Output the material word for word. Leave each picture out.

───── Working data ─────

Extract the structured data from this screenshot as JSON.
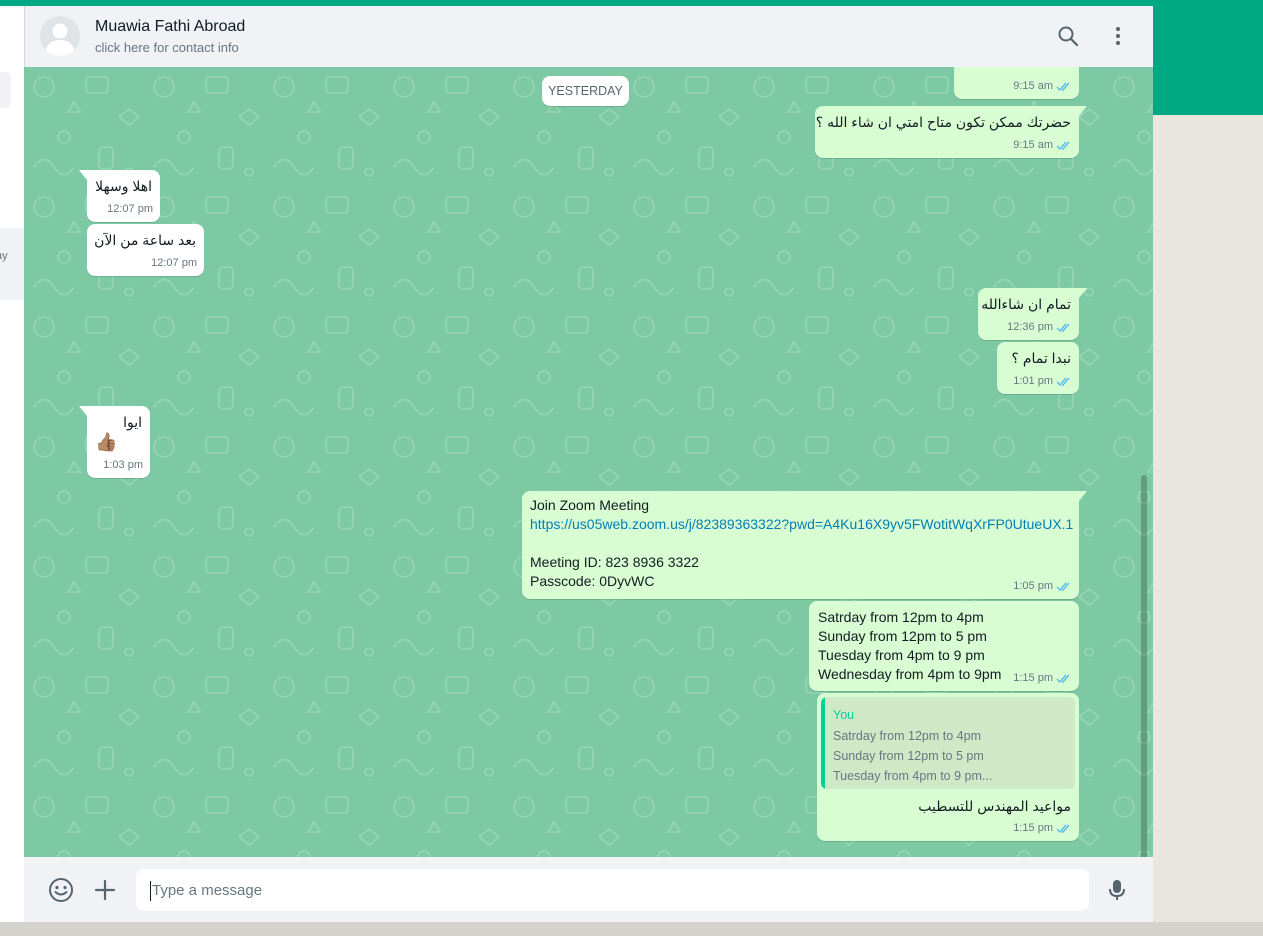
{
  "header": {
    "contact_name": "Muawia Fathi Abroad",
    "contact_sub": "click here for contact info",
    "icons": [
      "search-icon",
      "menu-dots-icon"
    ]
  },
  "left_panel": {
    "snippet": "ay"
  },
  "date_chip": "YESTERDAY",
  "messages": [
    {
      "dir": "out",
      "text": "",
      "time": "9:15 am",
      "status": "read"
    },
    {
      "dir": "out",
      "text": "حضرتك ممكن تكون متاح امتي ان شاء الله ؟",
      "time": "9:15 am",
      "status": "read"
    },
    {
      "dir": "in",
      "text": "اهلا وسهلا",
      "time": "12:07 pm"
    },
    {
      "dir": "in",
      "text": "بعد ساعة من الآن",
      "time": "12:07 pm"
    },
    {
      "dir": "out",
      "text": "تمام ان شاءالله",
      "time": "12:36 pm",
      "status": "read"
    },
    {
      "dir": "out",
      "text": "نبدا تمام ؟",
      "time": "1:01 pm",
      "status": "read"
    },
    {
      "dir": "in",
      "text": "ايوا",
      "emoji": "👍🏽",
      "time": "1:03 pm"
    },
    {
      "dir": "out",
      "lines": [
        "Join Zoom Meeting",
        "https://us05web.zoom.us/j/82389363322?pwd=A4Ku16X9yv5FWotitWqXrFP0UtueUX.1",
        "",
        "Meeting ID: 823 8936 3322",
        "Passcode: 0DyvWC"
      ],
      "time": "1:05 pm",
      "status": "read"
    },
    {
      "dir": "out",
      "lines": [
        "Satrday from 12pm to 4pm",
        "Sunday from 12pm to 5 pm",
        "Tuesday from 4pm to 9 pm",
        "Wednesday from 4pm to 9pm"
      ],
      "time": "1:15 pm",
      "status": "read"
    },
    {
      "dir": "out",
      "quote": {
        "author": "You",
        "lines": [
          "Satrday from 12pm to 4pm",
          "Sunday from 12pm to 5 pm",
          "Tuesday from 4pm to 9 pm..."
        ]
      },
      "text": "مواعيد المهندس للتسطيب",
      "time": "1:15 pm",
      "status": "read"
    }
  ],
  "composer": {
    "placeholder": "Type a message",
    "icons": [
      "emoji-icon",
      "attach-plus-icon",
      "microphone-icon"
    ]
  },
  "colors": {
    "accent": "#00a884",
    "chat_bg": "#7dc9a3",
    "out_bubble": "#d9fdd3",
    "in_bubble": "#ffffff",
    "read_tick": "#53bdeb",
    "link": "#027eb5",
    "quote_author": "#06cf9c"
  }
}
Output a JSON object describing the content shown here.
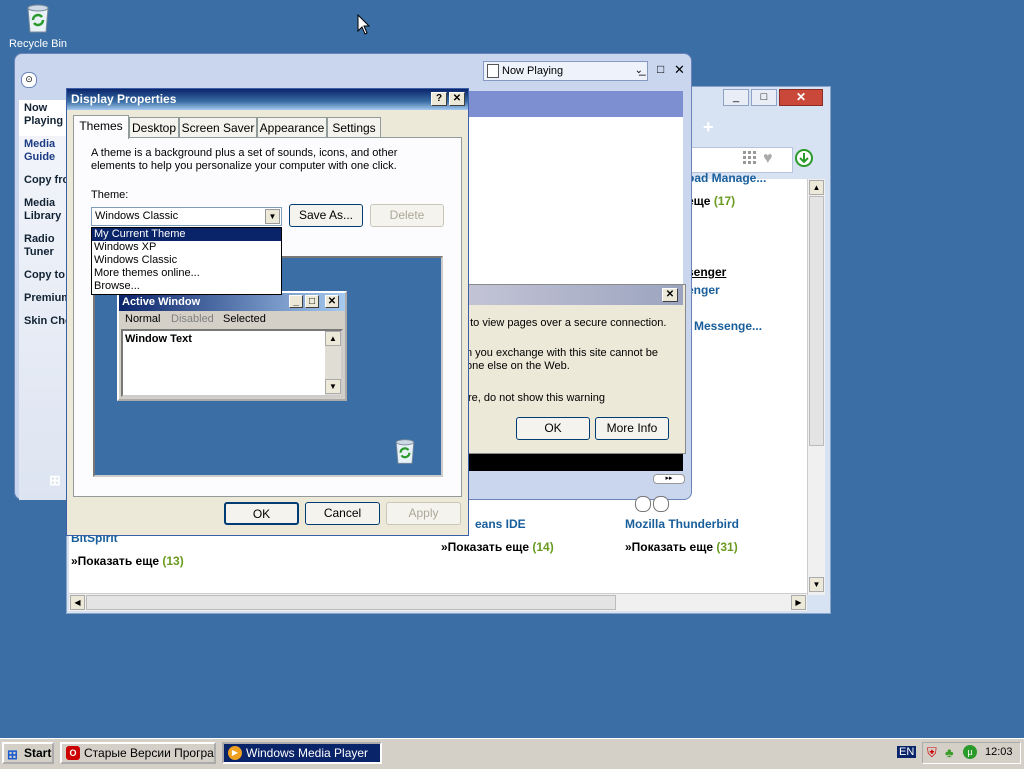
{
  "desktop": {
    "recycle_bin_label": "Recycle Bin"
  },
  "browser": {
    "col1": {
      "more_label": "»Показать еще",
      "more_count": "(13)",
      "link": "BitSpirit"
    },
    "col2": {
      "link_partial": "eans IDE",
      "more_label": "»Показать еще",
      "more_count": "(14)"
    },
    "col3": {
      "link_top_partial": "oad Manage...",
      "more1_count": "(17)",
      "link_messenger1": "senger",
      "link_messenger2": "enger",
      "link_messenger3": "Messenge...",
      "link_thunderbird": "Mozilla Thunderbird",
      "more_label": "»Показать еще",
      "more_count": "(31)"
    },
    "plus_tab": "+"
  },
  "wmp": {
    "selector": "Now Playing",
    "sidebar": [
      {
        "label": "Now Playing"
      },
      {
        "label": "Media Guide"
      },
      {
        "label": "Copy from CD"
      },
      {
        "label": "Media Library"
      },
      {
        "label": "Radio Tuner"
      },
      {
        "label": "Copy to CD or Device"
      },
      {
        "label": "Premium Services"
      },
      {
        "label": "Skin Chooser"
      }
    ]
  },
  "security_dialog": {
    "line1": "t to view pages over a secure connection.",
    "line2": "n you exchange with this site cannot be",
    "line3": "one else on the Web.",
    "line4": "re, do not show this warning",
    "ok": "OK",
    "more_info": "More Info"
  },
  "display": {
    "title": "Display Properties",
    "tabs": [
      "Themes",
      "Desktop",
      "Screen Saver",
      "Appearance",
      "Settings"
    ],
    "description": "A theme is a background plus a set of sounds, icons, and other elements to help you personalize your computer with one click.",
    "theme_label": "Theme:",
    "theme_value": "Windows Classic",
    "options": [
      "My Current Theme",
      "Windows XP",
      "Windows Classic",
      "More themes online...",
      "Browse..."
    ],
    "save_as": "Save As...",
    "delete": "Delete",
    "preview": {
      "active_window": "Active Window",
      "menu": [
        "Normal",
        "Disabled",
        "Selected"
      ],
      "window_text": "Window Text"
    },
    "ok": "OK",
    "cancel": "Cancel",
    "apply": "Apply"
  },
  "taskbar": {
    "start": "Start",
    "task1": "Старые Версии Програ...",
    "task2": "Windows Media Player",
    "lang": "EN",
    "clock": "12:03"
  },
  "colors": {
    "desktop": "#3a6ea5",
    "title_blue": "#0a246a",
    "link": "#185e9b",
    "count_green": "#6a9a1f"
  }
}
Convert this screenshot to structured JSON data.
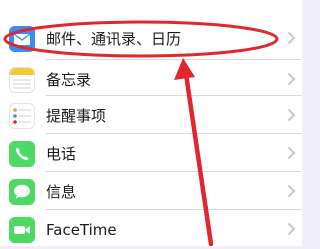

─────

Finished answer -
Extract the structured data from this screenshot as JSON.
{
  "header": {
    "contact_name": "Muawia Fathi Abroad",
    "contact_sub": "click here for contact info",
    "icons": [
      "search-icon",
      "menu-dots-icon"
    ]
  },
  "left_panel": {
    "snippet": "ay"
  },
  "date_chip": "YESTERDAY",
  "messages": [
    {
      "dir": "out",
      "text": "",
      "time": "9:15 am",
      "status": "read"
    },
    {
      "dir": "out",
      "text": "حضرتك ممكن تكون متاح امتي ان شاء الله ؟",
      "time": "9:15 am",
      "status": "read"
    },
    {
      "dir": "in",
      "text": "اهلا وسهلا",
      "time": "12:07 pm"
    },
    {
      "dir": "in",
      "text": "بعد ساعة من الآن",
      "time": "12:07 pm"
    },
    {
      "dir": "out",
      "text": "تمام ان شاءالله",
      "time": "12:36 pm",
      "status": "read"
    },
    {
      "dir": "out",
      "text": "نبدا تمام ؟",
      "time": "1:01 pm",
      "status": "read"
    },
    {
      "dir": "in",
      "text": "ايوا",
      "emoji": "👍🏽",
      "time": "1:03 pm"
    },
    {
      "dir": "out",
      "lines": [
        "Join Zoom Meeting",
        "https://us05web.zoom.us/j/82389363322?pwd=A4Ku16X9yv5FWotitWqXrFP0UtueUX.1",
        "",
        "Meeting ID: 823 8936 3322",
        "Passcode: 0DyvWC"
      ],
      "time": "1:05 pm",
      "status": "read"
    },
    {
      "dir": "out",
      "lines": [
        "Satrday from 12pm to 4pm",
        "Sunday from 12pm to 5 pm",
        "Tuesday from 4pm to 9 pm",
        "Wednesday from 4pm to 9pm"
      ],
      "time": "1:15 pm",
      "status": "read"
    },
    {
      "dir": "out",
      "quote": {
        "author": "You",
        "lines": [
          "Satrday from 12pm to 4pm",
          "Sunday from 12pm to 5 pm",
          "Tuesday from 4pm to 9 pm..."
        ]
      },
      "text": "مواعيد المهندس للتسطيب",
      "time": "1:15 pm",
      "status": "read"
    }
  ],
  "composer": {
    "placeholder": "Type a message",
    "icons": [
      "emoji-icon",
      "attach-plus-icon",
      "microphone-icon"
    ]
  },
  "colors": {
    "accent": "#00a884",
    "chat_bg": "#7dc9a3",
    "out_bubble": "#d9fdd3",
    "in_bubble": "#ffffff",
    "read_tick": "#53bdeb",
    "link": "#027eb5",
    "quote_author": "#06cf9c"
  }
}
Output a JSON object describing the content shown here.
{
  "desktop": {
    "recycle_bin_label": "Recycle Bin"
  },
  "browser": {
    "col1": {
      "more_label": "»Показать еще",
      "more_count": "(13)",
      "link": "BitSpirit"
    },
    "col2": {
      "link_partial": "eans IDE",
      "more_label": "»Показать еще",
      "more_count": "(14)"
    },
    "col3": {
      "link_top_partial": "oad Manage...",
      "more1_count": "(17)",
      "link_messenger1": "senger",
      "link_messenger2": "enger",
      "link_messenger3": "Messenge...",
      "link_thunderbird": "Mozilla Thunderbird",
      "more_label": "»Показать еще",
      "more_count": "(31)"
    },
    "plus_tab": "+"
  },
  "wmp": {
    "selector": "Now Playing",
    "sidebar": [
      {
        "label": "Now Playing"
      },
      {
        "label": "Media Guide"
      },
      {
        "label": "Copy from CD"
      },
      {
        "label": "Media Library"
      },
      {
        "label": "Radio Tuner"
      },
      {
        "label": "Copy to CD or Device"
      },
      {
        "label": "Premium Services"
      },
      {
        "label": "Skin Chooser"
      }
    ]
  },
  "security_dialog": {
    "line1": "t to view pages over a secure connection.",
    "line2": "n you exchange with this site cannot be",
    "line3": "one else on the Web.",
    "line4": "re, do not show this warning",
    "ok": "OK",
    "more_info": "More Info"
  },
  "display": {
    "title": "Display Properties",
    "tabs": [
      "Themes",
      "Desktop",
      "Screen Saver",
      "Appearance",
      "Settings"
    ],
    "description": "A theme is a background plus a set of sounds, icons, and other elements to help you personalize your computer with one click.",
    "theme_label": "Theme:",
    "theme_value": "Windows Classic",
    "options": [
      "My Current Theme",
      "Windows XP",
      "Windows Classic",
      "More themes online...",
      "Browse..."
    ],
    "save_as": "Save As...",
    "delete": "Delete",
    "preview": {
      "active_window": "Active Window",
      "menu": [
        "Normal",
        "Disabled",
        "Selected"
      ],
      "window_text": "Window Text"
    },
    "ok": "OK",
    "cancel": "Cancel",
    "apply": "Apply"
  },
  "taskbar": {
    "start": "Start",
    "task1": "Старые Версии Програ...",
    "task2": "Windows Media Player",
    "lang": "EN",
    "clock": "12:03"
  },
  "colors": {
    "desktop": "#3a6ea5",
    "title_blue": "#0a246a",
    "link": "#185e9b",
    "count_green": "#6a9a1f"
  }
}
Convert this screenshot to structured JSON data.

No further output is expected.